_Record list_.
/---

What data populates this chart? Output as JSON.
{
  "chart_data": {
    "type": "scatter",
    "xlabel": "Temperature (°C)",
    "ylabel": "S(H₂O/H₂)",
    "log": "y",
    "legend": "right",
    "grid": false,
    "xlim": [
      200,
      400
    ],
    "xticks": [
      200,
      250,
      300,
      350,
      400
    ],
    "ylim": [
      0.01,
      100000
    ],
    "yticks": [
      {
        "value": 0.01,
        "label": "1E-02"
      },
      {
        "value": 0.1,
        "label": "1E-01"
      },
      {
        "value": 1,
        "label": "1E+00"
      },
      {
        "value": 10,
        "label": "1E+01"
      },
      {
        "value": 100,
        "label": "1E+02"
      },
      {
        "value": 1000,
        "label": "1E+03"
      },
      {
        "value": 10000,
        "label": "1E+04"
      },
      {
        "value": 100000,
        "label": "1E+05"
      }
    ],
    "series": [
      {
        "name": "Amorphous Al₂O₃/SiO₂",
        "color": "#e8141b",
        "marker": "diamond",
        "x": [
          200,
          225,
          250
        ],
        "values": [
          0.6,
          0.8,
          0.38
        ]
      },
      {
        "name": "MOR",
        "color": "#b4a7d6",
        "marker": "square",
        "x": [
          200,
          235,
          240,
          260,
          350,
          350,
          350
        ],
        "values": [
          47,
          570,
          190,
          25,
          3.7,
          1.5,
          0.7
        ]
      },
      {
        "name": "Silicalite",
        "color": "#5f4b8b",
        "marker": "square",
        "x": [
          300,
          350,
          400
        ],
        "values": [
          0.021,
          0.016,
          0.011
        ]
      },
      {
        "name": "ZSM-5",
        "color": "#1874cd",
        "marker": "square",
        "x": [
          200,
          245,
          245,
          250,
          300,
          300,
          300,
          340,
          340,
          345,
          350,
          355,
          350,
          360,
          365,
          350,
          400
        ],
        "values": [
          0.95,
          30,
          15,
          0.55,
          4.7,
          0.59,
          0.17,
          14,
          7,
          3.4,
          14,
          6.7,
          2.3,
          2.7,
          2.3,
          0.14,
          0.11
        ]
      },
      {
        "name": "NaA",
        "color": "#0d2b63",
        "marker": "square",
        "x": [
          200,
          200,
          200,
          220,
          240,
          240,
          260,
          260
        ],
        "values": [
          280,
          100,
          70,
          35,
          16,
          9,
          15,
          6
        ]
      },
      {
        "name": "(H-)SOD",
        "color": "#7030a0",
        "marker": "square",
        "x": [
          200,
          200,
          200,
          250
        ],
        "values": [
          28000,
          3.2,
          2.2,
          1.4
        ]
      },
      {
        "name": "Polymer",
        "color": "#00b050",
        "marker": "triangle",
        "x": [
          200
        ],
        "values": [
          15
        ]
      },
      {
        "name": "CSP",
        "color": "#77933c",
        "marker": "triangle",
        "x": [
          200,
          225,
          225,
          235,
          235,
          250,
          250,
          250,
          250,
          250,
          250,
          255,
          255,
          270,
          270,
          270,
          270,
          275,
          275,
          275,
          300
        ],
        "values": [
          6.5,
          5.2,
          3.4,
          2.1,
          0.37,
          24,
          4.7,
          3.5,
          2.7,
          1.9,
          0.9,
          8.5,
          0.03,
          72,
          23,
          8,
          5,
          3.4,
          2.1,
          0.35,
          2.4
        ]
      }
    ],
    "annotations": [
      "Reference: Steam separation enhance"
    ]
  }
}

\---

_Given request_. Give an exact repetition of all the material.

_Response to this exercise_.
What data populates this chart? Output as JSON.
{
  "chart_data": {
    "type": "scatter",
    "xlabel": "Temperature (°C)",
    "ylabel": "S(H₂O/H₂)",
    "log": "y",
    "legend": "right",
    "grid": false,
    "xlim": [
      200,
      400
    ],
    "xticks": [
      200,
      250,
      300,
      350,
      400
    ],
    "ylim": [
      0.01,
      100000
    ],
    "yticks": [
      {
        "value": 0.01,
        "label": "1E-02"
      },
      {
        "value": 0.1,
        "label": "1E-01"
      },
      {
        "value": 1,
        "label": "1E+00"
      },
      {
        "value": 10,
        "label": "1E+01"
      },
      {
        "value": 100,
        "label": "1E+02"
      },
      {
        "value": 1000,
        "label": "1E+03"
      },
      {
        "value": 10000,
        "label": "1E+04"
      },
      {
        "value": 100000,
        "label": "1E+05"
      }
    ],
    "series": [
      {
        "name": "Amorphous Al₂O₃/SiO₂",
        "color": "#e8141b",
        "marker": "diamond",
        "x": [
          200,
          225,
          250
        ],
        "values": [
          0.6,
          0.8,
          0.38
        ]
      },
      {
        "name": "MOR",
        "color": "#b4a7d6",
        "marker": "square",
        "x": [
          200,
          235,
          240,
          260,
          350,
          350,
          350
        ],
        "values": [
          47,
          570,
          190,
          25,
          3.7,
          1.5,
          0.7
        ]
      },
      {
        "name": "Silicalite",
        "color": "#5f4b8b",
        "marker": "square",
        "x": [
          300,
          350,
          400
        ],
        "values": [
          0.021,
          0.016,
          0.011
        ]
      },
      {
        "name": "ZSM-5",
        "color": "#1874cd",
        "marker": "square",
        "x": [
          200,
          245,
          245,
          250,
          300,
          300,
          300,
          340,
          340,
          345,
          350,
          355,
          350,
          360,
          365,
          350,
          400
        ],
        "values": [
          0.95,
          30,
          15,
          0.55,
          4.7,
          0.59,
          0.17,
          14,
          7,
          3.4,
          14,
          6.7,
          2.3,
          2.7,
          2.3,
          0.14,
          0.11
        ]
      },
      {
        "name": "NaA",
        "color": "#0d2b63",
        "marker": "square",
        "x": [
          200,
          200,
          200,
          220,
          240,
          240,
          260,
          260
        ],
        "values": [
          280,
          100,
          70,
          35,
          16,
          9,
          15,
          6
        ]
      },
      {
        "name": "(H-)SOD",
        "color": "#7030a0",
        "marker": "square",
        "x": [
          200,
          200,
          200,
          250
        ],
        "values": [
          28000,
          3.2,
          2.2,
          1.4
        ]
      },
      {
        "name": "Polymer",
        "color": "#00b050",
        "marker": "triangle",
        "x": [
          200
        ],
        "values": [
          15
        ]
      },
      {
        "name": "CSP",
        "color": "#77933c",
        "marker": "triangle",
        "x": [
          200,
          225,
          225,
          235,
          235,
          250,
          250,
          250,
          250,
          250,
          250,
          255,
          255,
          270,
          270,
          270,
          270,
          275,
          275,
          275,
          300
        ],
        "values": [
          6.5,
          5.2,
          3.4,
          2.1,
          0.37,
          24,
          4.7,
          3.5,
          2.7,
          1.9,
          0.9,
          8.5,
          0.03,
          72,
          23,
          8,
          5,
          3.4,
          2.1,
          0.35,
          2.4
        ]
      }
    ],
    "annotations": [
      "Reference: Steam separation enhance"
    ]
  }
}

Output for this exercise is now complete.